**TRECHO DO TEXTO:**
Escuta Educativa - Programa da Rádio Educare.47 do Instituto de Educação de Minas Gerais

terça-feira, 25 de dezembro de 2007

A EXPLORAÇÃO PETROLÍFERA NA AMÉRICA DO SUL

A EXPLORAÇÃO PETROLÍFERA NA AMÉRICA DO SUL
UMA BREVE ANÁLISE DO CASO BOLIVIANO
*Wladmir Tadeu Silveira Coelho
Introdução
O modelo de exploração dos recursos minerais energéticos na América do Sul caracteriza-se historicamente pela presença de grupos monopolistas internacionais legitimados por um discurso liberal de "progresso" entendendo este como resultante do acumulo de capital através da exportação de bens primários.
Observa-se neste caso a utilização de uma ideologia, cuja a base estaria no principio da livre concorrência, a favor de uma ação mercadológica restritiva gerando como resultado o controle, por um reduzido número de empresas, de um importante setor da economia. A cristalização deste modelo ampara-se ainda em outro dogma do liberalismo, ou seja, a defesa de um distanciamento do Estado das atividades relacionadas a economia caracterizando este como ineficiente diante das "leis naturais" que regeriam o mercado.

**EXERCÍCIO:** Retome o texto sobre a exploração petrolífera na América do Sul e dê continuidade a ele a partir da última frase apresentada. A listagem a seguir é um material independente do texto.

**INFORMAÇÕES EXIBIDAS:**

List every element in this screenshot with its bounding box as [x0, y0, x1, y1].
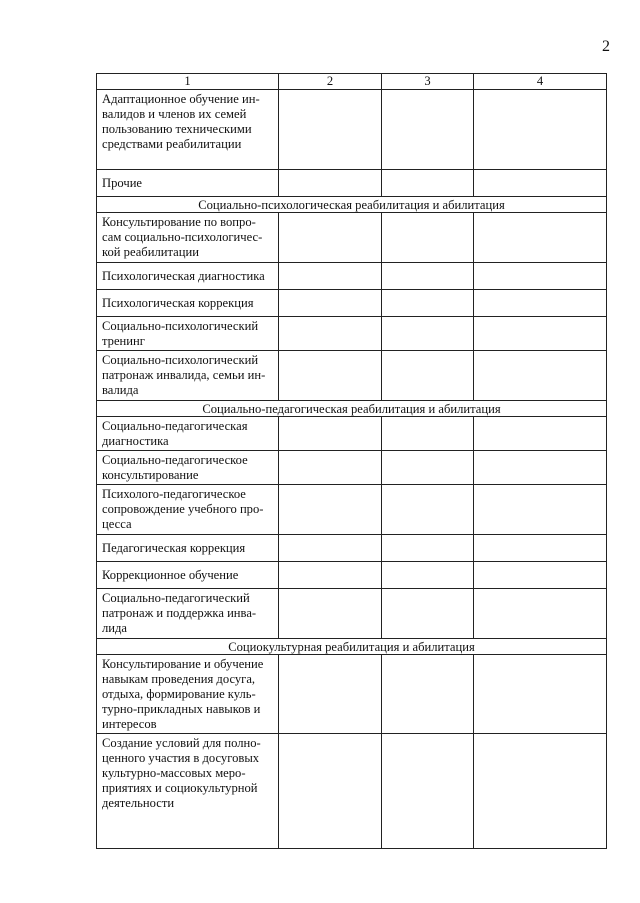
- table-cell: [279, 535, 382, 562]
- table-cell: [474, 317, 607, 351]
- column-header-3: 3: [382, 74, 474, 90]
- section-row: [97, 639, 607, 655]
- table-row: [97, 317, 607, 351]
- table-cell: [279, 351, 382, 401]
- table-cell: [474, 170, 607, 197]
- column-header-2: 2: [279, 74, 382, 90]
- row-label-text: Психолого-педагогическое сопровождение учебного про- цесса: [102, 487, 264, 531]
- table-cell: [474, 589, 607, 639]
- table-cell: [382, 562, 474, 589]
- table-row: [97, 170, 607, 197]
- table-cell: [279, 90, 382, 170]
- table-row: [97, 417, 607, 451]
- row-label: [97, 734, 279, 849]
- row-label-text: Социально-психологический патронаж инвалида, семьи ин- валида: [102, 353, 266, 397]
- row-label: [97, 317, 279, 351]
- row-label: [97, 485, 279, 535]
- row-label: [97, 351, 279, 401]
- table-row: [97, 213, 607, 263]
- section-row: [97, 197, 607, 213]
- row-label-text: Консультирование и обучение навыкам проведения досуга, отдыха, формирование куль- турно-прикладных навыков и интересов: [102, 657, 264, 731]
- column-header-4: 4: [474, 74, 607, 90]
- table-row: [97, 562, 607, 589]
- table-cell: [474, 535, 607, 562]
- row-label: [97, 290, 279, 317]
- row-label-text: Социально-педагогическая диагностика: [102, 419, 248, 448]
- row-label-text: Психологическая диагностика: [102, 269, 265, 283]
- table-cell: [382, 535, 474, 562]
- row-label-text: Психологическая коррекция: [102, 296, 254, 310]
- row-label-text: Адаптационное обучение ин- валидов и членов их семей пользованию техническими средствами реабилитации: [102, 92, 260, 151]
- table-row: [97, 290, 607, 317]
- section-row: [97, 401, 607, 417]
- table-cell: [474, 485, 607, 535]
- row-label-text: Социально-педагогический патронаж и поддержка инва- лида: [102, 591, 257, 635]
- table-cell: [382, 417, 474, 451]
- table-cell: [382, 734, 474, 849]
- row-label: [97, 263, 279, 290]
- row-label: [97, 451, 279, 485]
- table-row: [97, 351, 607, 401]
- table-cell: [382, 290, 474, 317]
- table-cell: [382, 90, 474, 170]
- table-row: [97, 655, 607, 734]
- row-label-text: Коррекционное обучение: [102, 568, 239, 582]
- table-row: [97, 734, 607, 849]
- row-label: [97, 213, 279, 263]
- table-row: [97, 90, 607, 170]
- section-heading: Социокультурная реабилитация и абилитация: [97, 639, 607, 655]
- table-cell: [474, 213, 607, 263]
- table-cell: [279, 213, 382, 263]
- row-label: [97, 535, 279, 562]
- table-cell: [279, 589, 382, 639]
- table-cell: [474, 655, 607, 734]
- table-row: [97, 485, 607, 535]
- table-cell: [382, 451, 474, 485]
- row-label-text: Консультирование по вопро- сам социально-психологичес- кой реабилитации: [102, 215, 263, 259]
- table-header-row: [97, 74, 607, 90]
- row-label-text: Педагогическая коррекция: [102, 541, 246, 555]
- table-cell: [279, 263, 382, 290]
- table-cell: [474, 263, 607, 290]
- table-cell: [279, 485, 382, 535]
- table-cell: [382, 589, 474, 639]
- table-cell: [279, 562, 382, 589]
- table-cell: [382, 351, 474, 401]
- table-cell: [382, 317, 474, 351]
- table-cell: [474, 734, 607, 849]
- table-cell: [279, 170, 382, 197]
- table-cell: [474, 417, 607, 451]
- row-label: [97, 90, 279, 170]
- row-label: [97, 562, 279, 589]
- table-cell: [279, 290, 382, 317]
- table-cell: [279, 451, 382, 485]
- table-cell: [279, 734, 382, 849]
- table-cell: [279, 655, 382, 734]
- table-cell: [382, 655, 474, 734]
- column-header-1: 1: [97, 74, 279, 90]
- table-row: [97, 535, 607, 562]
- section-heading: Социально-педагогическая реабилитация и абилитация: [97, 401, 607, 417]
- table-cell: [474, 90, 607, 170]
- rehabilitation-table: [96, 73, 607, 849]
- table-cell: [474, 351, 607, 401]
- row-label: [97, 655, 279, 734]
- row-label: [97, 417, 279, 451]
- table-cell: [382, 485, 474, 535]
- table-cell: [279, 417, 382, 451]
- row-label-text: Прочие: [102, 176, 143, 190]
- table-cell: [279, 317, 382, 351]
- table-cell: [474, 451, 607, 485]
- table-cell: [382, 170, 474, 197]
- table-cell: [382, 213, 474, 263]
- table-cell: [474, 290, 607, 317]
- page-number: 2: [602, 38, 610, 55]
- table-cell: [474, 562, 607, 589]
- row-label-text: Создание условий для полно- ценного участия в досуговых культурно-массовых меро- приятиях и социокультурной деятельности: [102, 736, 261, 810]
- section-heading: Социально-психологическая реабилитация и абилитация: [97, 197, 607, 213]
- row-label-text: Социально-психологический тренинг: [102, 319, 259, 348]
- row-label-text: Социально-педагогическое консультирование: [102, 453, 248, 482]
- table-row: [97, 263, 607, 290]
- row-label: [97, 589, 279, 639]
- table-row: [97, 589, 607, 639]
- table-row: [97, 451, 607, 485]
- row-label: [97, 170, 279, 197]
- table-cell: [382, 263, 474, 290]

**RESPOSTA:**
No caso dos países da América do Sul este discurso torna-se hegemônico em fase anterior a qualquer tipo de intervenção estatal no setor petrolífero e acaba funcionando como uma espécie de escudo protetor para os interesses dos grupos privados internacionais preocupados em garantir o controle das áreas produtivas conquistadas.
Deste modo a legislação petrolífera de países como Bolívia, Venezuela, Colômbia e Brasil procurou possibilitar - desde o inicio do século XX - a maior liberdade possível de ação as empresas internacionais do setor oferecendo - via de regra - extensas regiões para pesquisa e lavra do mineral.
Dos países citados somente a Venezuela - considerando o modelo privado de exploração - conseguiu apresentar resultados que pelo menos indicassem a possibilidade de acumulo de capital - e na lógica liberal o crescimento econômico - através da exportação de um produto primário . Nas demais nações observou-se, ao longo das primeiras décadas do século passado, uma diminuição ou mesmo suspensão das atividades relacionadas a exploração petrolífera, entretanto, sem a devolução ao patrimônio nacional das áreas oferecidas para a exploração.
A solução encontrada para esta realidade manifestou-se a partir da década de 1930 através de movimentos nacionalistas de caráter estatizante - aspecto verificado na Bolívia - ou regalório situação observada no Brasil.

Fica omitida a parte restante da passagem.